# START OF GIVEN DATA

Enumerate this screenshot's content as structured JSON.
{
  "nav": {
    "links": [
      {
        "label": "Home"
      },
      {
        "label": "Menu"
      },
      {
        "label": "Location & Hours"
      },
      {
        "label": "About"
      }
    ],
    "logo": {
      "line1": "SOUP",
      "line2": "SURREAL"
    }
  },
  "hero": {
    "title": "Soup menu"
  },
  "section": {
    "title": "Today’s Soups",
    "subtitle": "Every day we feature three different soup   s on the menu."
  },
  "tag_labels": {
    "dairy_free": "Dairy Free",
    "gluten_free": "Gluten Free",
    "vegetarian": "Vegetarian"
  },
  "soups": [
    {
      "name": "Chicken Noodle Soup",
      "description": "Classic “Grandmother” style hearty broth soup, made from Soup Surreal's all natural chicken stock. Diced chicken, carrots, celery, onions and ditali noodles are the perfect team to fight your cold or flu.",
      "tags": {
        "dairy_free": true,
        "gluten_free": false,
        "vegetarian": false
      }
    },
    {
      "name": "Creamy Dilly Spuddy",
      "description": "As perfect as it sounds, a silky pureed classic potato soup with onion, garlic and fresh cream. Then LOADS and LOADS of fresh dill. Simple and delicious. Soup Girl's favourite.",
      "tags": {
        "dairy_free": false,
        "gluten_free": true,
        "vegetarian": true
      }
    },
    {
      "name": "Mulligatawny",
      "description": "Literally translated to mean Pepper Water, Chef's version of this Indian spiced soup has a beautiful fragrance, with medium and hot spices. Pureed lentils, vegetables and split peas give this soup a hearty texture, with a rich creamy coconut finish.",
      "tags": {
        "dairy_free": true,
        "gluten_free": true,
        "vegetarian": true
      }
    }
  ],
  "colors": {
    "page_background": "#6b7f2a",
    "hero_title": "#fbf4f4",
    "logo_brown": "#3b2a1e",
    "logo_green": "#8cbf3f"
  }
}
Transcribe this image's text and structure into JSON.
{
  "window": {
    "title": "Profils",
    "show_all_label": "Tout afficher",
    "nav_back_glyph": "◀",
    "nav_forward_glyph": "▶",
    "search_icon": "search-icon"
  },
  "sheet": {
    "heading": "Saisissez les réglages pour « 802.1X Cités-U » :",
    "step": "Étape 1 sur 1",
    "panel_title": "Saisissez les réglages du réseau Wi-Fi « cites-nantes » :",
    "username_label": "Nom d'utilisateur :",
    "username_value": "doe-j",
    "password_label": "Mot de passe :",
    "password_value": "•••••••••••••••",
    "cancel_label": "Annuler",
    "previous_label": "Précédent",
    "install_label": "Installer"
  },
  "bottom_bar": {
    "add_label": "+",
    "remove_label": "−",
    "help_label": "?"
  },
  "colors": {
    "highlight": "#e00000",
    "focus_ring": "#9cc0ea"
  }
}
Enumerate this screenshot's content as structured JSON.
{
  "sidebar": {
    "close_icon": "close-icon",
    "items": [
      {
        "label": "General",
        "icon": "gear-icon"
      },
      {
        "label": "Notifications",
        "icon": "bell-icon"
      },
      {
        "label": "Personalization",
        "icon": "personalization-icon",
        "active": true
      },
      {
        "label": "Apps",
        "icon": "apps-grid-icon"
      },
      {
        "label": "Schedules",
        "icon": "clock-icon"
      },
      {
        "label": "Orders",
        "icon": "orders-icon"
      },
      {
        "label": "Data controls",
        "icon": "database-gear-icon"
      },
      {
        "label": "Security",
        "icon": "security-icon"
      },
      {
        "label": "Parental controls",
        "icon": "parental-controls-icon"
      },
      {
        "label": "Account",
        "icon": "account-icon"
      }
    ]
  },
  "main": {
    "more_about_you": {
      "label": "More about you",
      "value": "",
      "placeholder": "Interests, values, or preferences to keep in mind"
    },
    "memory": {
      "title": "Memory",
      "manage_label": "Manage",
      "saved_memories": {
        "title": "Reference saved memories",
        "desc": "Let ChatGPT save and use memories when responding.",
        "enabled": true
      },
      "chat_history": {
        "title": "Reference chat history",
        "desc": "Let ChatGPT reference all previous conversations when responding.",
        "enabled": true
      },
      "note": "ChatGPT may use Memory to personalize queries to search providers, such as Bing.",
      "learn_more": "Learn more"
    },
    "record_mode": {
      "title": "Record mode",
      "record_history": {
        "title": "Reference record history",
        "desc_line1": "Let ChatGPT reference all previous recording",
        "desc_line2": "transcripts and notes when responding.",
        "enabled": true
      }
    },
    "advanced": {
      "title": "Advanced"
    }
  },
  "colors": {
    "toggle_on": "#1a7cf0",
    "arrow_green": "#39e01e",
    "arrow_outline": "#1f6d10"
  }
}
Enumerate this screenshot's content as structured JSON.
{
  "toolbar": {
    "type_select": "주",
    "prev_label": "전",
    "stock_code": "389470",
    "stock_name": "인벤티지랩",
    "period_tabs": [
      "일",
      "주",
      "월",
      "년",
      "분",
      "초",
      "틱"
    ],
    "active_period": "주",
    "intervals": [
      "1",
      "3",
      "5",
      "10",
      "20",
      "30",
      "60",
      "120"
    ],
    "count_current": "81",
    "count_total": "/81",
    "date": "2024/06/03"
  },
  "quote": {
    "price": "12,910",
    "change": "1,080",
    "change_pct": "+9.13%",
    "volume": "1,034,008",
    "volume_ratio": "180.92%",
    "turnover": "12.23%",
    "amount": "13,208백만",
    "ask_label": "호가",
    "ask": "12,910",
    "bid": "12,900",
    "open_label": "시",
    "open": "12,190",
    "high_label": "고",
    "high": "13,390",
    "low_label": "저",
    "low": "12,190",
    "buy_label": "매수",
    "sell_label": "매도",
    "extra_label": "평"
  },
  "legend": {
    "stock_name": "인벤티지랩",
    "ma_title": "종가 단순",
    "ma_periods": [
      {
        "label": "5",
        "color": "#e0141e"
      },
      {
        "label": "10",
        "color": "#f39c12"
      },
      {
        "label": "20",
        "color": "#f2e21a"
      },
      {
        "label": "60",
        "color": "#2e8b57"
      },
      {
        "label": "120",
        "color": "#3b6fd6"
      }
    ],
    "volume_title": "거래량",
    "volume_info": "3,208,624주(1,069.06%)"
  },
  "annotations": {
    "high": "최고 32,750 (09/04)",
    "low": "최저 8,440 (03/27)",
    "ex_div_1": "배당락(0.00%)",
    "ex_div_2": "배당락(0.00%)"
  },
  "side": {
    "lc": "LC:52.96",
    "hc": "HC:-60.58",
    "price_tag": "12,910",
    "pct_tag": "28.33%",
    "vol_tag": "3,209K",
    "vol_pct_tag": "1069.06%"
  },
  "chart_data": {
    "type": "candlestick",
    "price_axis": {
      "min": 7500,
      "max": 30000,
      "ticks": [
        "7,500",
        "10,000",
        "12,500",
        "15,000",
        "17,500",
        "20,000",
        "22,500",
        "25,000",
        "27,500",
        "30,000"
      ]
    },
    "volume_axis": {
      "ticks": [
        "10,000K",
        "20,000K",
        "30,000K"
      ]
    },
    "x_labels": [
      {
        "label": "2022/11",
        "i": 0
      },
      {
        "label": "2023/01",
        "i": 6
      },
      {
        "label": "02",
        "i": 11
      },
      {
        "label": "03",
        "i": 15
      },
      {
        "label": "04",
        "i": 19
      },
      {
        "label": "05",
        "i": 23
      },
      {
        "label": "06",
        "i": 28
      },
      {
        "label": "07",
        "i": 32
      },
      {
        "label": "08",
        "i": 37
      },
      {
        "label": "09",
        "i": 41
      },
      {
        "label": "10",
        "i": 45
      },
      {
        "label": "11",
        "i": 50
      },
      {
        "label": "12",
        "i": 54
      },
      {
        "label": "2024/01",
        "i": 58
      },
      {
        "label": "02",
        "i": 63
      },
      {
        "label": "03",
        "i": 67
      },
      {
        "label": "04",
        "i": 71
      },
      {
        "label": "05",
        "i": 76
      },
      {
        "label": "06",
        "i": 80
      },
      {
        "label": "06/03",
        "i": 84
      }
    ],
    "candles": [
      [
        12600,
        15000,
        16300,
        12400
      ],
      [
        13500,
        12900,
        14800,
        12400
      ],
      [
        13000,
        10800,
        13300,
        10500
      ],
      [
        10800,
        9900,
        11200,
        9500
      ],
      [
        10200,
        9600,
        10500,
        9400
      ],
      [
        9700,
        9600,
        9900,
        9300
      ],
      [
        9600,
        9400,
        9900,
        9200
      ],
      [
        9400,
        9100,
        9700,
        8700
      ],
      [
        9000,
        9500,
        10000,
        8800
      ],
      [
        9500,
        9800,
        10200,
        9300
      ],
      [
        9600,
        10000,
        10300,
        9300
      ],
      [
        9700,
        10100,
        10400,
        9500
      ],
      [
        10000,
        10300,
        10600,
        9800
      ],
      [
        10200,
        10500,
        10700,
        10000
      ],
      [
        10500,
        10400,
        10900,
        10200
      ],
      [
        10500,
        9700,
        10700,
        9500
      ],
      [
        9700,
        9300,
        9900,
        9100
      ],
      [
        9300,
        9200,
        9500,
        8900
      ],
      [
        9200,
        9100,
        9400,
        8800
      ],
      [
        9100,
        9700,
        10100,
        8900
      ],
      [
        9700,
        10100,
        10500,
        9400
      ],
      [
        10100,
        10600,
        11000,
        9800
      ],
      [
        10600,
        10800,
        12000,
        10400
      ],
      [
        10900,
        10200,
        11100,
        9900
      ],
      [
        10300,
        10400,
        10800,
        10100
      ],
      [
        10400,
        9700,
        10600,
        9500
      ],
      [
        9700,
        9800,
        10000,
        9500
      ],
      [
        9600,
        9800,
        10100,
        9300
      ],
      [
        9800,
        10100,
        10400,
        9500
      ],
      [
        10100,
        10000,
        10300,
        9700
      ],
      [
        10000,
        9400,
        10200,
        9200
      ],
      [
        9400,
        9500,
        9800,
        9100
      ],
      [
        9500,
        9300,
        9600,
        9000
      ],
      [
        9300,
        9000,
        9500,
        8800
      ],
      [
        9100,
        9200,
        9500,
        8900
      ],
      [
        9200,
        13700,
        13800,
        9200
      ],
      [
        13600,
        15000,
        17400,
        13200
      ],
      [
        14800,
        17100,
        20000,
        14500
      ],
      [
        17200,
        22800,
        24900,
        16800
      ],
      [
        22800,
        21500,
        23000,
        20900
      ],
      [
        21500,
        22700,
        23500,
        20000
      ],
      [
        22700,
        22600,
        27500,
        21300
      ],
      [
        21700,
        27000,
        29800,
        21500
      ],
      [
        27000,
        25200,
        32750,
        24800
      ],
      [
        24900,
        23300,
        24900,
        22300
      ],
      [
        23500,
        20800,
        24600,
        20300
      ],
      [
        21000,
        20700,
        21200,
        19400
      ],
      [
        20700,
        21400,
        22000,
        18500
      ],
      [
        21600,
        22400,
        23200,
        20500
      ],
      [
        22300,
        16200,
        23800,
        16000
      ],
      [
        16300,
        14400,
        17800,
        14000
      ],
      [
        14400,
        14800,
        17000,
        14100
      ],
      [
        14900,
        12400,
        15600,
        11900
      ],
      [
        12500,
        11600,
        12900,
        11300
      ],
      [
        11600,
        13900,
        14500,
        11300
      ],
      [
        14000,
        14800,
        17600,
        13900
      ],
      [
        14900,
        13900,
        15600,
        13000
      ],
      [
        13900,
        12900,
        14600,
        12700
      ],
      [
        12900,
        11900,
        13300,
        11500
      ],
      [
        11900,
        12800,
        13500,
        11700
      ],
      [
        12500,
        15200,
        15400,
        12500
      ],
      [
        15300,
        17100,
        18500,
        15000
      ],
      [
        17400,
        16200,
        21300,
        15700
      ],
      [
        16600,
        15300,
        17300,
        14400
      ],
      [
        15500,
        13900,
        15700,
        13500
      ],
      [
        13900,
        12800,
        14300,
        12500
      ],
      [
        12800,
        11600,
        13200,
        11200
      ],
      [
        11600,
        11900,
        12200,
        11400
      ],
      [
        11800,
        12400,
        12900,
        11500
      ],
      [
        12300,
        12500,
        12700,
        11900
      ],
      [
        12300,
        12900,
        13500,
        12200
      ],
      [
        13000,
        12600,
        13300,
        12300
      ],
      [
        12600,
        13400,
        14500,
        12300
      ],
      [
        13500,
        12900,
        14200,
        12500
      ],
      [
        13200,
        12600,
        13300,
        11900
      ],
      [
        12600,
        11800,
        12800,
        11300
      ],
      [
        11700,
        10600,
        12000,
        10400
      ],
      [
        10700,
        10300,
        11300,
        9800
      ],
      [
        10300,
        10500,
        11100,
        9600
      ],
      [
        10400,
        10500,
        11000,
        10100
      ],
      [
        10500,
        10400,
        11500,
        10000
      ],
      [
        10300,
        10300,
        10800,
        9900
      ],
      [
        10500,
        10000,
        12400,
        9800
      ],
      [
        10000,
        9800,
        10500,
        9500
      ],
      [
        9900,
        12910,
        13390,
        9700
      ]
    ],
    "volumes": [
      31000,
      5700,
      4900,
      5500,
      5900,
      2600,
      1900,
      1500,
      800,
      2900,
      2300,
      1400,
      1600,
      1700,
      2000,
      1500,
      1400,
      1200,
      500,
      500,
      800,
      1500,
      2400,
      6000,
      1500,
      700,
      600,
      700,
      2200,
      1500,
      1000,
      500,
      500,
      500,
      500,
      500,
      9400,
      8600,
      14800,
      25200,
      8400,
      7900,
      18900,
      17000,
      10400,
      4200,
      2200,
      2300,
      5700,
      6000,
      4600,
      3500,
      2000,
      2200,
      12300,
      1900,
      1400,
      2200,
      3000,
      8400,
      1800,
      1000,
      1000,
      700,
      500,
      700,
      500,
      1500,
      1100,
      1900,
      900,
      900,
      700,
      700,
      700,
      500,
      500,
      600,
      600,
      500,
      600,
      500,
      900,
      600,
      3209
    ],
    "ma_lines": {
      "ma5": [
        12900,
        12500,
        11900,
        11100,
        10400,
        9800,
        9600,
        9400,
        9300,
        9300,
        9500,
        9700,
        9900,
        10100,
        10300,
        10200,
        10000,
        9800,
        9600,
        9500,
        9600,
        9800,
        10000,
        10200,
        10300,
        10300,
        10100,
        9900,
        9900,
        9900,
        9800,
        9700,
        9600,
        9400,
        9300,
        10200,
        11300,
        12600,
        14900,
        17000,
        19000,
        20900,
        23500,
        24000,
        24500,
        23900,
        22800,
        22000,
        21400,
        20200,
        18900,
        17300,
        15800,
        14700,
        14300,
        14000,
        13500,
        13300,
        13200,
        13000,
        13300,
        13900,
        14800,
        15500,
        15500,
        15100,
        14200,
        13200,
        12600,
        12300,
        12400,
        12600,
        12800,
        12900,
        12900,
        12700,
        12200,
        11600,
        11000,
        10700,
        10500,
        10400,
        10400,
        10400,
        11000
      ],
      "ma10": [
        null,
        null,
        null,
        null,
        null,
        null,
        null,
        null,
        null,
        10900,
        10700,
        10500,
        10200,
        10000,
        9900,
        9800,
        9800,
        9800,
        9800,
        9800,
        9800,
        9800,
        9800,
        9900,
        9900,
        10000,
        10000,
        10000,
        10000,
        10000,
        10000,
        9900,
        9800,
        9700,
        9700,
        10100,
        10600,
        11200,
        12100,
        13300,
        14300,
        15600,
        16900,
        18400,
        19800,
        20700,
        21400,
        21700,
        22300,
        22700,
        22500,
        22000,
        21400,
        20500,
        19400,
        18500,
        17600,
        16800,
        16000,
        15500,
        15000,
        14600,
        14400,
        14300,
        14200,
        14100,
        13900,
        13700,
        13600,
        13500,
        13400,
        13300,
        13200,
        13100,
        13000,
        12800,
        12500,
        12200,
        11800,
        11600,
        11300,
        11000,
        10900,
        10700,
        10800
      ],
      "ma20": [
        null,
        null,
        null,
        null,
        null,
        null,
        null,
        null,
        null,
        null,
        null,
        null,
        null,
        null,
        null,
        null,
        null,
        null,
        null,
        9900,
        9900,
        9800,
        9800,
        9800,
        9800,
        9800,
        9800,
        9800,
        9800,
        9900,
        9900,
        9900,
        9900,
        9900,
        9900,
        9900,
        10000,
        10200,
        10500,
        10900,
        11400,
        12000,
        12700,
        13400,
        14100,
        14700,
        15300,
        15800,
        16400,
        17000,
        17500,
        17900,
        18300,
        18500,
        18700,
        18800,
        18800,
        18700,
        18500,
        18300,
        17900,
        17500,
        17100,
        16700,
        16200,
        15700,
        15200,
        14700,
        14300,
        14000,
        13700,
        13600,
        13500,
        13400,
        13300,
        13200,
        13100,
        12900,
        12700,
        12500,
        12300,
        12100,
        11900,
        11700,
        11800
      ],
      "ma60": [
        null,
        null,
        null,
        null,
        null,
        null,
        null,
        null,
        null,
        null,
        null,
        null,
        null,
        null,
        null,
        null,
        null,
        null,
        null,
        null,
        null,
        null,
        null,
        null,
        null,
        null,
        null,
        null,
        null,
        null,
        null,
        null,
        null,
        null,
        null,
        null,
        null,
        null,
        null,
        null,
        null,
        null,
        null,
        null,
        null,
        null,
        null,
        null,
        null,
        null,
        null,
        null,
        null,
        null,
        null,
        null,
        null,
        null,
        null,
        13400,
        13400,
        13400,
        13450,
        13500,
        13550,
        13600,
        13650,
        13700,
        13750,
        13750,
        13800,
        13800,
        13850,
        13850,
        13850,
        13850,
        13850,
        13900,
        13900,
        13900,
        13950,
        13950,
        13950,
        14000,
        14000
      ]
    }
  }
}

# END OF GIVEN DATA

_THE PROBLEM:_
Read the data above and pull out each line that holds the string "réglages".

_COMPLETED EXERCISE:_
    "heading": "Saisissez les réglages pour « 802.1X Cités-U » :",
    "panel_title": "Saisissez les réglages du réseau Wi-Fi « cites-nantes » :",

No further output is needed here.